▶ **Task to complete**:
Each record needs to be echoed exactly; can you do that?

▶ **Data supplied**:
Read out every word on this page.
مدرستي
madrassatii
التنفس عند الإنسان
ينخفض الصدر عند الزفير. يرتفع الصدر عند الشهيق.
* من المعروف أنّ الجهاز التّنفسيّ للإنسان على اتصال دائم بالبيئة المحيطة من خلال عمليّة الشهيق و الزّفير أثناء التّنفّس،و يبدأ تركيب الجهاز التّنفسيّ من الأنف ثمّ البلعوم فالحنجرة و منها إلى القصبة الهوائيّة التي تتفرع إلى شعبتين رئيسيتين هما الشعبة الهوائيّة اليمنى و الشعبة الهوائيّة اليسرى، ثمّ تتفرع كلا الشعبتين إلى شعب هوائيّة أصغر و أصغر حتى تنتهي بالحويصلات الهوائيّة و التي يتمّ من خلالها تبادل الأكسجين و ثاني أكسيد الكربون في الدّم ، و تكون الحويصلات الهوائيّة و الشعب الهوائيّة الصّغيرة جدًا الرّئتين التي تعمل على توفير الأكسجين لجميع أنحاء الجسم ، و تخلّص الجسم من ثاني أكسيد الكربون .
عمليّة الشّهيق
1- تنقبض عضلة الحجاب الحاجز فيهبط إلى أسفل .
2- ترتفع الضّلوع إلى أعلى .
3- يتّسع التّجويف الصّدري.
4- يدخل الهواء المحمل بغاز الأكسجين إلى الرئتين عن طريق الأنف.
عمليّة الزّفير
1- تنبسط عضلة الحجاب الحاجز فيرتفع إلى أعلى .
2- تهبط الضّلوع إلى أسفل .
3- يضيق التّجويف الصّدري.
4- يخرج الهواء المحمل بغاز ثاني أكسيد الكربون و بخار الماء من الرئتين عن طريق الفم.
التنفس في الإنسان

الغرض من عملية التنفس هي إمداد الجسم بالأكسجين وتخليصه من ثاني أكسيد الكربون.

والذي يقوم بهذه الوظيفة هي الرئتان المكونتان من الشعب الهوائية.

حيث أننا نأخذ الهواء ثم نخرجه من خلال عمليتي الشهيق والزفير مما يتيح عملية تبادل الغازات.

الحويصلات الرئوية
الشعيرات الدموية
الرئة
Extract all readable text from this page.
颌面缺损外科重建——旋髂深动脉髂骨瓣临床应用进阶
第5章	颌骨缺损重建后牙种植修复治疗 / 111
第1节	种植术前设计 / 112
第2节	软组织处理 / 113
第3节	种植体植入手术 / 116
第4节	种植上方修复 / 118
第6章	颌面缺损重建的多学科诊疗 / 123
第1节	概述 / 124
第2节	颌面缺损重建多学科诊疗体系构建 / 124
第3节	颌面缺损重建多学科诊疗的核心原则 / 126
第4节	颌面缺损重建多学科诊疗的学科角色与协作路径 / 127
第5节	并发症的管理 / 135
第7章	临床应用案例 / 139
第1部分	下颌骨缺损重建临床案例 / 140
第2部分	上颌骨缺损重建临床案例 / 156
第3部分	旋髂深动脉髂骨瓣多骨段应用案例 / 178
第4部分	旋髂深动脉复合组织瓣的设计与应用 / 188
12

▶ **Solution**:
Read out every word on this page.
مدرستي
madrassatii
التنفس عند الإنسان
ينخفض الصدر عند الزفير. يرتفع الصدر عند الشهيق.
* من المعروف أنّ الجهاز التّنفسيّ للإنسان على اتصال دائم بالبيئة المحيطة من خلال عمليّة الشهيق و الزّفير أثناء التّنفّس،و يبدأ تركيب الجهاز التّنفسيّ من الأنف ثمّ البلعوم فالحنجرة و منها إلى القصبة الهوائيّة التي تتفرع إلى شعبتين رئيسيتين هما الشعبة الهوائيّة اليمنى و الشعبة الهوائيّة اليسرى، ثمّ تتفرع كلا الشعبتين إلى شعب هوائيّة أصغر و أصغر حتى تنتهي بالحويصلات الهوائيّة و التي يتمّ من خلالها تبادل الأكسجين و ثاني أكسيد الكربون في الدّم ، و تكون الحويصلات الهوائيّة و الشعب الهوائيّة الصّغيرة جدًا الرّئتين التي تعمل على توفير الأكسجين لجميع أنحاء الجسم ، و تخلّص الجسم من ثاني أكسيد الكربون .
عمليّة الشّهيق
1- تنقبض عضلة الحجاب الحاجز فيهبط إلى أسفل .
2- ترتفع الضّلوع إلى أعلى .
3- يتّسع التّجويف الصّدري.
4- يدخل الهواء المحمل بغاز الأكسجين إلى الرئتين عن طريق الأنف.
عمليّة الزّفير
1- تنبسط عضلة الحجاب الحاجز فيرتفع إلى أعلى .
2- تهبط الضّلوع إلى أسفل .
3- يضيق التّجويف الصّدري.
4- يخرج الهواء المحمل بغاز ثاني أكسيد الكربون و بخار الماء من الرئتين عن طريق الفم.
التنفس في الإنسان

الغرض من عملية التنفس هي إمداد الجسم بالأكسجين وتخليصه من ثاني أكسيد الكربون.

والذي يقوم بهذه الوظيفة هي الرئتان المكونتان من الشعب الهوائية.

حيث أننا نأخذ الهواء ثم نخرجه من خلال عمليتي الشهيق والزفير مما يتيح عملية تبادل الغازات.

الحويصلات الرئوية
الشعيرات الدموية
الرئة
Extract all readable text from this page.
颌面缺损外科重建——旋髂深动脉髂骨瓣临床应用进阶
第5章	颌骨缺损重建后牙种植修复治疗 / 111
第1节	种植术前设计 / 112
第2节	软组织处理 / 113
第3节	种植体植入手术 / 116
第4节	种植上方修复 / 118
第6章	颌面缺损重建的多学科诊疗 / 123
第1节	概述 / 124
第2节	颌面缺损重建多学科诊疗体系构建 / 124
第3节	颌面缺损重建多学科诊疗的核心原则 / 126
第4节	颌面缺损重建多学科诊疗的学科角色与协作路径 / 127
第5节	并发症的管理 / 135
第7章	临床应用案例 / 139
第1部分	下颌骨缺损重建临床案例 / 140
第2部分	上颌骨缺损重建临床案例 / 156
第3部分	旋髂深动脉髂骨瓣多骨段应用案例 / 178
第4部分	旋髂深动脉复合组织瓣的设计与应用 / 188
12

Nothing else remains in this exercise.